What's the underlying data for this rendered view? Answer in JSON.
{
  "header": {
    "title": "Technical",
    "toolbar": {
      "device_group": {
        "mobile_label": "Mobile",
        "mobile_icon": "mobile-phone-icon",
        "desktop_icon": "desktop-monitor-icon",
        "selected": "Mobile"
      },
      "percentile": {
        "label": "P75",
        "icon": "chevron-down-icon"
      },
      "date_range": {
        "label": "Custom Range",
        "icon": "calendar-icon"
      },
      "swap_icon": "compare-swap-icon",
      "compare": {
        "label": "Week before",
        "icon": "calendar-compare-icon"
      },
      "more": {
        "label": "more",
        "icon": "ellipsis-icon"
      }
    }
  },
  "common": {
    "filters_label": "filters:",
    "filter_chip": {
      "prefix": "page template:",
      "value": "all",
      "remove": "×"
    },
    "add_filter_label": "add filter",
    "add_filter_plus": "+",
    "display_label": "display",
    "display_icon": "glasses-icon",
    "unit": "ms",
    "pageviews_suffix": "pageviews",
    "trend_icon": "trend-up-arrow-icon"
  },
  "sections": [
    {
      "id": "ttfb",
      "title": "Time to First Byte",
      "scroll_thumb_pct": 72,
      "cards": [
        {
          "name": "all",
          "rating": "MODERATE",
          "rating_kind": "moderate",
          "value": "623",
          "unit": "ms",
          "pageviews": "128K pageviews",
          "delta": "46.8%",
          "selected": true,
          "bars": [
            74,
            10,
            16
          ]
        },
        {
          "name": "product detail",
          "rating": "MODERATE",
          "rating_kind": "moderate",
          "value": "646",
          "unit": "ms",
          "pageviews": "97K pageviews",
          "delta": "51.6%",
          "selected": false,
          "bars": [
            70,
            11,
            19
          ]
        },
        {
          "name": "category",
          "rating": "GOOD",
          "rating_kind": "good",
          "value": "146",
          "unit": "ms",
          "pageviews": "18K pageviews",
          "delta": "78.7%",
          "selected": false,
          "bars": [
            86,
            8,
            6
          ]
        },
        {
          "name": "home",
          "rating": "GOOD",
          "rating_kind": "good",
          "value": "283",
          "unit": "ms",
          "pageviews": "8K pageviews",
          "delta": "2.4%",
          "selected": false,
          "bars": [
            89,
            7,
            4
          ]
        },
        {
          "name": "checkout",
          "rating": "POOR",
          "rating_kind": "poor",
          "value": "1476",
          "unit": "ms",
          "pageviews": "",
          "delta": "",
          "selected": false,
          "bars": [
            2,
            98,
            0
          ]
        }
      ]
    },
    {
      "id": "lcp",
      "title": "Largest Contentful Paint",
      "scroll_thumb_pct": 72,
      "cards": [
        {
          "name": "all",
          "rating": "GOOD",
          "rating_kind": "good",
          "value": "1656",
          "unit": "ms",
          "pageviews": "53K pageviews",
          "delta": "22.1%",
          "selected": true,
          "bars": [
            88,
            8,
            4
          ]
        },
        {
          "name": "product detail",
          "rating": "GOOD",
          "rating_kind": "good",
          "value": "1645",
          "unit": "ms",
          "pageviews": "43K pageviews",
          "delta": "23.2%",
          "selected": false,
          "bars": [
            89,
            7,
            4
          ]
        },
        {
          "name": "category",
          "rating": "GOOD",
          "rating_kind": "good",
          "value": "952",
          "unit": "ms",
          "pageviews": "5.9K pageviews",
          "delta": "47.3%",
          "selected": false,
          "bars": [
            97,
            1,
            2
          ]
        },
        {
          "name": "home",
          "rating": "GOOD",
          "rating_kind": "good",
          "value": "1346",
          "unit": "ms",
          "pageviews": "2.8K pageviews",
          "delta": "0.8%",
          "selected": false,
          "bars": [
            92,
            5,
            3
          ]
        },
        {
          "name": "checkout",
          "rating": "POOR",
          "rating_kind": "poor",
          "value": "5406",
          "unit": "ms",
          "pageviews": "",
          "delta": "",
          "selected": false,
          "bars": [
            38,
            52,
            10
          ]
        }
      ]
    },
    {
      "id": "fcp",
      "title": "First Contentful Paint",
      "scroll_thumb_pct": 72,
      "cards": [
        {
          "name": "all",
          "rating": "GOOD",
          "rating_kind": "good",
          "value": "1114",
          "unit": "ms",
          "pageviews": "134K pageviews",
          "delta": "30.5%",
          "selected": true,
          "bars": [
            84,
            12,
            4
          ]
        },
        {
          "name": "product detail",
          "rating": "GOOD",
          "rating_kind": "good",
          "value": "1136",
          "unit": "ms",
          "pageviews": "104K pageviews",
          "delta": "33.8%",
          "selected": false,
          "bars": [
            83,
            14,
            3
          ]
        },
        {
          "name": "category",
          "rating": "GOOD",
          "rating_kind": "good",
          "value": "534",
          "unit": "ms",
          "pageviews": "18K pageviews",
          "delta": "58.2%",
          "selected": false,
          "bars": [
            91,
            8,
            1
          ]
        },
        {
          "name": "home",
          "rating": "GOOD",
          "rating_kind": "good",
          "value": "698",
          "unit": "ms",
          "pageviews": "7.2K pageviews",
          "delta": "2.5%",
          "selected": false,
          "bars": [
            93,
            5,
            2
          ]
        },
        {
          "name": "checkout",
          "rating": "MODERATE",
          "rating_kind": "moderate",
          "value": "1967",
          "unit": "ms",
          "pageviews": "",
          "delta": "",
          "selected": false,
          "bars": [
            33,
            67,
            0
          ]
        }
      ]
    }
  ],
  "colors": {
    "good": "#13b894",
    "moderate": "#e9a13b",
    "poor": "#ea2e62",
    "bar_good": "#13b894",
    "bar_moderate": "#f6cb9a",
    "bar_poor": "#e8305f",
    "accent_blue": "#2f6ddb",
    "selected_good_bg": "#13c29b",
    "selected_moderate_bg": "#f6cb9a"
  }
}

□ □ □ □ □

## EXERCISE AIM
Print the entries exactly. Include every one.

## TASK ANSWER
What's the underlying data for this rendered view? Answer in JSON.
{
  "header": {
    "title": "Technical",
    "toolbar": {
      "device_group": {
        "mobile_label": "Mobile",
        "mobile_icon": "mobile-phone-icon",
        "desktop_icon": "desktop-monitor-icon",
        "selected": "Mobile"
      },
      "percentile": {
        "label": "P75",
        "icon": "chevron-down-icon"
      },
      "date_range": {
        "label": "Custom Range",
        "icon": "calendar-icon"
      },
      "swap_icon": "compare-swap-icon",
      "compare": {
        "label": "Week before",
        "icon": "calendar-compare-icon"
      },
      "more": {
        "label": "more",
        "icon": "ellipsis-icon"
      }
    }
  },
  "common": {
    "filters_label": "filters:",
    "filter_chip": {
      "prefix": "page template:",
      "value": "all",
      "remove": "×"
    },
    "add_filter_label": "add filter",
    "add_filter_plus": "+",
    "display_label": "display",
    "display_icon": "glasses-icon",
    "unit": "ms",
    "pageviews_suffix": "pageviews",
    "trend_icon": "trend-up-arrow-icon"
  },
  "sections": [
    {
      "id": "ttfb",
      "title": "Time to First Byte",
      "scroll_thumb_pct": 72,
      "cards": [
        {
          "name": "all",
          "rating": "MODERATE",
          "rating_kind": "moderate",
          "value": "623",
          "unit": "ms",
          "pageviews": "128K pageviews",
          "delta": "46.8%",
          "selected": true,
          "bars": [
            74,
            10,
            16
          ]
        },
        {
          "name": "product detail",
          "rating": "MODERATE",
          "rating_kind": "moderate",
          "value": "646",
          "unit": "ms",
          "pageviews": "97K pageviews",
          "delta": "51.6%",
          "selected": false,
          "bars": [
            70,
            11,
            19
          ]
        },
        {
          "name": "category",
          "rating": "GOOD",
          "rating_kind": "good",
          "value": "146",
          "unit": "ms",
          "pageviews": "18K pageviews",
          "delta": "78.7%",
          "selected": false,
          "bars": [
            86,
            8,
            6
          ]
        },
        {
          "name": "home",
          "rating": "GOOD",
          "rating_kind": "good",
          "value": "283",
          "unit": "ms",
          "pageviews": "8K pageviews",
          "delta": "2.4%",
          "selected": false,
          "bars": [
            89,
            7,
            4
          ]
        },
        {
          "name": "checkout",
          "rating": "POOR",
          "rating_kind": "poor",
          "value": "1476",
          "unit": "ms",
          "pageviews": "",
          "delta": "",
          "selected": false,
          "bars": [
            2,
            98,
            0
          ]
        }
      ]
    },
    {
      "id": "lcp",
      "title": "Largest Contentful Paint",
      "scroll_thumb_pct": 72,
      "cards": [
        {
          "name": "all",
          "rating": "GOOD",
          "rating_kind": "good",
          "value": "1656",
          "unit": "ms",
          "pageviews": "53K pageviews",
          "delta": "22.1%",
          "selected": true,
          "bars": [
            88,
            8,
            4
          ]
        },
        {
          "name": "product detail",
          "rating": "GOOD",
          "rating_kind": "good",
          "value": "1645",
          "unit": "ms",
          "pageviews": "43K pageviews",
          "delta": "23.2%",
          "selected": false,
          "bars": [
            89,
            7,
            4
          ]
        },
        {
          "name": "category",
          "rating": "GOOD",
          "rating_kind": "good",
          "value": "952",
          "unit": "ms",
          "pageviews": "5.9K pageviews",
          "delta": "47.3%",
          "selected": false,
          "bars": [
            97,
            1,
            2
          ]
        },
        {
          "name": "home",
          "rating": "GOOD",
          "rating_kind": "good",
          "value": "1346",
          "unit": "ms",
          "pageviews": "2.8K pageviews",
          "delta": "0.8%",
          "selected": false,
          "bars": [
            92,
            5,
            3
          ]
        },
        {
          "name": "checkout",
          "rating": "POOR",
          "rating_kind": "poor",
          "value": "5406",
          "unit": "ms",
          "pageviews": "",
          "delta": "",
          "selected": false,
          "bars": [
            38,
            52,
            10
          ]
        }
      ]
    },
    {
      "id": "fcp",
      "title": "First Contentful Paint",
      "scroll_thumb_pct": 72,
      "cards": [
        {
          "name": "all",
          "rating": "GOOD",
          "rating_kind": "good",
          "value": "1114",
          "unit": "ms",
          "pageviews": "134K pageviews",
          "delta": "30.5%",
          "selected": true,
          "bars": [
            84,
            12,
            4
          ]
        },
        {
          "name": "product detail",
          "rating": "GOOD",
          "rating_kind": "good",
          "value": "1136",
          "unit": "ms",
          "pageviews": "104K pageviews",
          "delta": "33.8%",
          "selected": false,
          "bars": [
            83,
            14,
            3
          ]
        },
        {
          "name": "category",
          "rating": "GOOD",
          "rating_kind": "good",
          "value": "534",
          "unit": "ms",
          "pageviews": "18K pageviews",
          "delta": "58.2%",
          "selected": false,
          "bars": [
            91,
            8,
            1
          ]
        },
        {
          "name": "home",
          "rating": "GOOD",
          "rating_kind": "good",
          "value": "698",
          "unit": "ms",
          "pageviews": "7.2K pageviews",
          "delta": "2.5%",
          "selected": false,
          "bars": [
            93,
            5,
            2
          ]
        },
        {
          "name": "checkout",
          "rating": "MODERATE",
          "rating_kind": "moderate",
          "value": "1967",
          "unit": "ms",
          "pageviews": "",
          "delta": "",
          "selected": false,
          "bars": [
            33,
            67,
            0
          ]
        }
      ]
    }
  ],
  "colors": {
    "good": "#13b894",
    "moderate": "#e9a13b",
    "poor": "#ea2e62",
    "bar_good": "#13b894",
    "bar_moderate": "#f6cb9a",
    "bar_poor": "#e8305f",
    "accent_blue": "#2f6ddb",
    "selected_good_bg": "#13c29b",
    "selected_moderate_bg": "#f6cb9a"
  }
}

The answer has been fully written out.